> YOUR GOAL
Copy every line of the entries that includes the word "JSON".

[Entries with figure data]

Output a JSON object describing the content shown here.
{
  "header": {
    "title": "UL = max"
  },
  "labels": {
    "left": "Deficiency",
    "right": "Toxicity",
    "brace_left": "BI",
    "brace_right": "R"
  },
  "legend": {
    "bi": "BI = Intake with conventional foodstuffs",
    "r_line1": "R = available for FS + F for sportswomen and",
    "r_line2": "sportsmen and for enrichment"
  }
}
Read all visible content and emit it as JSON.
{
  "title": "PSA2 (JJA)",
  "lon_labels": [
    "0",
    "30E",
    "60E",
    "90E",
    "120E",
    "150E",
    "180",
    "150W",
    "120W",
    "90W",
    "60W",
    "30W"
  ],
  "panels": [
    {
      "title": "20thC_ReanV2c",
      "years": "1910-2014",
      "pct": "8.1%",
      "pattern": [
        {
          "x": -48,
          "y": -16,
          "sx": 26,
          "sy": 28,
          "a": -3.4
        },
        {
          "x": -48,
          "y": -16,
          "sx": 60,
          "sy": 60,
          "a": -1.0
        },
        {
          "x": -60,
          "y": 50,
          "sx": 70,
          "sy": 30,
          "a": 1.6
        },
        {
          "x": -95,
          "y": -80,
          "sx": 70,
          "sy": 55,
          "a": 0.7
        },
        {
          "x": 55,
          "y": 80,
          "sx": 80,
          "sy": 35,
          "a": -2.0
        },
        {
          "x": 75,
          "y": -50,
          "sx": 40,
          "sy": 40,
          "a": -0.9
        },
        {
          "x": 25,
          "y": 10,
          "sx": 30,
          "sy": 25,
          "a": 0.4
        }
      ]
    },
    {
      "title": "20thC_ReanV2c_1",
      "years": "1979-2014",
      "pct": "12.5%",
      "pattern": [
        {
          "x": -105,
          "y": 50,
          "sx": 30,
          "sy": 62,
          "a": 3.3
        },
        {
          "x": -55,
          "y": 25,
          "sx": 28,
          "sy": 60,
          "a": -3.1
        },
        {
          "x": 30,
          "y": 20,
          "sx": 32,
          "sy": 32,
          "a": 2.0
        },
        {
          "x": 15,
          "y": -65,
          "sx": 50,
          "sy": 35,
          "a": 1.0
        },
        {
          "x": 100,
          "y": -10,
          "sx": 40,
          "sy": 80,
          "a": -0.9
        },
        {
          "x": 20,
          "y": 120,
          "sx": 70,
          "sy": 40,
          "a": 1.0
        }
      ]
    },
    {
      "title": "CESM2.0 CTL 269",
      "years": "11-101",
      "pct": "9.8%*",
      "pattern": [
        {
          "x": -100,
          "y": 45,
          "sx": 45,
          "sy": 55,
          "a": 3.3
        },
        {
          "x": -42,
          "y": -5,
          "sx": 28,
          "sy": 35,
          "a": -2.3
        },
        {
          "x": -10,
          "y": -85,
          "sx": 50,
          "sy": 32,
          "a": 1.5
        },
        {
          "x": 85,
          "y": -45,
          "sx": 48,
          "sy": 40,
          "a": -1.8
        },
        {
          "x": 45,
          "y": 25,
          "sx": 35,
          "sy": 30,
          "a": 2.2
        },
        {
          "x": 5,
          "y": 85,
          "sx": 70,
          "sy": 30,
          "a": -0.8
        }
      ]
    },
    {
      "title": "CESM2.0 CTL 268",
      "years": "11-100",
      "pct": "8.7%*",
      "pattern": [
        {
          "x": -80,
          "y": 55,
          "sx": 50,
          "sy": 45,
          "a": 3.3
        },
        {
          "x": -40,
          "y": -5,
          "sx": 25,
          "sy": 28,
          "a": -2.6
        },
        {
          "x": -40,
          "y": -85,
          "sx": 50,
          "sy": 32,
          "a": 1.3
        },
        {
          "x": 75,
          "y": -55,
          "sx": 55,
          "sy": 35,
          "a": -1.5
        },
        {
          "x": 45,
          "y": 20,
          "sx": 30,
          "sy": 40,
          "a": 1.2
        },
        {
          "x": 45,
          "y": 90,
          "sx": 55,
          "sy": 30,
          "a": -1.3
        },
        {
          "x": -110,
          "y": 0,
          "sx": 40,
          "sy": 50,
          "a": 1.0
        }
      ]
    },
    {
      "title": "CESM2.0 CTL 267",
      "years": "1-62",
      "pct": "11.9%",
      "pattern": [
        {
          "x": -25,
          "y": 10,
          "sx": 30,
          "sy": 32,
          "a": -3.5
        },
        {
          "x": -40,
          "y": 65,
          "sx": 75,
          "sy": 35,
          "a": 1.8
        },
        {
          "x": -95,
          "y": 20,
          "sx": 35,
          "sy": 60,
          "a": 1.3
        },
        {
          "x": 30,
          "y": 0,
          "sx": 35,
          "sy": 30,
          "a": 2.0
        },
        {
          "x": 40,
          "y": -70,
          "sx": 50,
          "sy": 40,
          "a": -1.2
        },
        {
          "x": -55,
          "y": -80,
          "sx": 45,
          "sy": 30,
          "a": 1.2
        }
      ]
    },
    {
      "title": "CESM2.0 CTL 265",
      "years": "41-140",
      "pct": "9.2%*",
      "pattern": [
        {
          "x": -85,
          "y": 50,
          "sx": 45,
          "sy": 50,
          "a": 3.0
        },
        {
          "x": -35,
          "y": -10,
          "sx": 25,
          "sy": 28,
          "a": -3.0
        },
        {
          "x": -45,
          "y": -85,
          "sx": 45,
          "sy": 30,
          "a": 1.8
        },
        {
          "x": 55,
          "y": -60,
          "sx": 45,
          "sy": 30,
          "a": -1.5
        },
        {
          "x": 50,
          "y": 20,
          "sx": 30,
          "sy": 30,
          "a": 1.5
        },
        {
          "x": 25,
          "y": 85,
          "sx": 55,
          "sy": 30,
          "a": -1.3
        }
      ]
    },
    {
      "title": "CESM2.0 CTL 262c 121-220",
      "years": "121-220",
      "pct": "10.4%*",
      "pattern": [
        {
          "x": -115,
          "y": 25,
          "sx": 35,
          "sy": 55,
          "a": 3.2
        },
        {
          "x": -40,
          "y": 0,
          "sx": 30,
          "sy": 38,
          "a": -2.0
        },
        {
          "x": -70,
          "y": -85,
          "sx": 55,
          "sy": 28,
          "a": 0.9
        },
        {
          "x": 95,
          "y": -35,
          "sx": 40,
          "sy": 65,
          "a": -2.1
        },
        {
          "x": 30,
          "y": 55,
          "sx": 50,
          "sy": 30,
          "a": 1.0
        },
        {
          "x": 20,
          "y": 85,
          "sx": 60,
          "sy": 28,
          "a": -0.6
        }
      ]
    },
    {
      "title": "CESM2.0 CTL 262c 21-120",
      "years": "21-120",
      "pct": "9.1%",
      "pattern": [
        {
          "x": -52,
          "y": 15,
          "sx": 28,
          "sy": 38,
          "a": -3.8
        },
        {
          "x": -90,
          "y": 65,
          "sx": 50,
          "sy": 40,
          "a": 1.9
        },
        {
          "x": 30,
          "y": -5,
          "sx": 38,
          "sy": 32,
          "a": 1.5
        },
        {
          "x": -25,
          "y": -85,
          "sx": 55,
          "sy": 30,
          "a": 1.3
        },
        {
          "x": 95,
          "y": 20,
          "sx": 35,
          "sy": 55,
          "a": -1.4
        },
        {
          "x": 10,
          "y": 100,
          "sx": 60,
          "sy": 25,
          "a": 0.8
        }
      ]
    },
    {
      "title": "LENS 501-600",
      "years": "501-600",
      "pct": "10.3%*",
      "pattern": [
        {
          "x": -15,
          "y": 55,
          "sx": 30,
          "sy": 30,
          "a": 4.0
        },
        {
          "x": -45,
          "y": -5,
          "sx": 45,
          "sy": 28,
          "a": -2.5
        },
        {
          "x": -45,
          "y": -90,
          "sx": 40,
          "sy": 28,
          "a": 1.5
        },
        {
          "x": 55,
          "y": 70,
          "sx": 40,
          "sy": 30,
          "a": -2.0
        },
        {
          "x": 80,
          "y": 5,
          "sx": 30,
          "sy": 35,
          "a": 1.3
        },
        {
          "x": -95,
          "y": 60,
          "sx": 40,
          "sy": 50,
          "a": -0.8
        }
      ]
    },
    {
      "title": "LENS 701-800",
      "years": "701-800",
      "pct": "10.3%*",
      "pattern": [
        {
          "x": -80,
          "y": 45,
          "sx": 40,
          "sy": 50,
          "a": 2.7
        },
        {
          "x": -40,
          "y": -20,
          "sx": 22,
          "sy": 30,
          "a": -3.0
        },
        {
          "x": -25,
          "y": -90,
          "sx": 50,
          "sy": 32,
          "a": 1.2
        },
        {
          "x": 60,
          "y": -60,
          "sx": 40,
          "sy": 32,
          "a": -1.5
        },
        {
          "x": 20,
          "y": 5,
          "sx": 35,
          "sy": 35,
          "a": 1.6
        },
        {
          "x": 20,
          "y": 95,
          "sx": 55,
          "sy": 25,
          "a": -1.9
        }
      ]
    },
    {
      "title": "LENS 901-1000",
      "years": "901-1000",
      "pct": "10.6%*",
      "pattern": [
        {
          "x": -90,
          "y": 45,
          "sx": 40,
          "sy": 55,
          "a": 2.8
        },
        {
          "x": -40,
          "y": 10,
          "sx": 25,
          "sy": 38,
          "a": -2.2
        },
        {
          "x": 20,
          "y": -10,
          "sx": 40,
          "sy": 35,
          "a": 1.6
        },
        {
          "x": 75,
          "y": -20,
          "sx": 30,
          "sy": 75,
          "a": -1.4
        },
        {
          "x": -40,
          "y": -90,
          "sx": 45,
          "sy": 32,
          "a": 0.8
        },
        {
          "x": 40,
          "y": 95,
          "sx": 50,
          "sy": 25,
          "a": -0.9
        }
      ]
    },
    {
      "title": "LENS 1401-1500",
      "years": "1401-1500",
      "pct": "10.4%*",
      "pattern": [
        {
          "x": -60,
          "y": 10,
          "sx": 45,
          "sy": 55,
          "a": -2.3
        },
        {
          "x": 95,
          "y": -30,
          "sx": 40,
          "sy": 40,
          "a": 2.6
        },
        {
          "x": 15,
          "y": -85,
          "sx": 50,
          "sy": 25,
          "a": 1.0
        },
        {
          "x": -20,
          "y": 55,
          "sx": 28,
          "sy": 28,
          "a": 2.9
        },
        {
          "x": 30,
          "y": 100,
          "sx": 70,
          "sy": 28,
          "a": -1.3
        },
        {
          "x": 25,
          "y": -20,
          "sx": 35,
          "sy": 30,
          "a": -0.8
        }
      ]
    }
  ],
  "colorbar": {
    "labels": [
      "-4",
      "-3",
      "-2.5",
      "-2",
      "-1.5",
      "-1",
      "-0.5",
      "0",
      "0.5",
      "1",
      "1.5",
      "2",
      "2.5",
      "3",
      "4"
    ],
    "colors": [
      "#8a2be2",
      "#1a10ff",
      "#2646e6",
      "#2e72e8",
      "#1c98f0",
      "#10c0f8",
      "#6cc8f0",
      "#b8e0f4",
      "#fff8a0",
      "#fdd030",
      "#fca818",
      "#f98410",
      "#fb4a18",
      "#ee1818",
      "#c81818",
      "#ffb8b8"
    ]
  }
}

> EXERCISE RESPONSE
Output a JSON object describing the content shown here.
Read all visible content and emit it as JSON.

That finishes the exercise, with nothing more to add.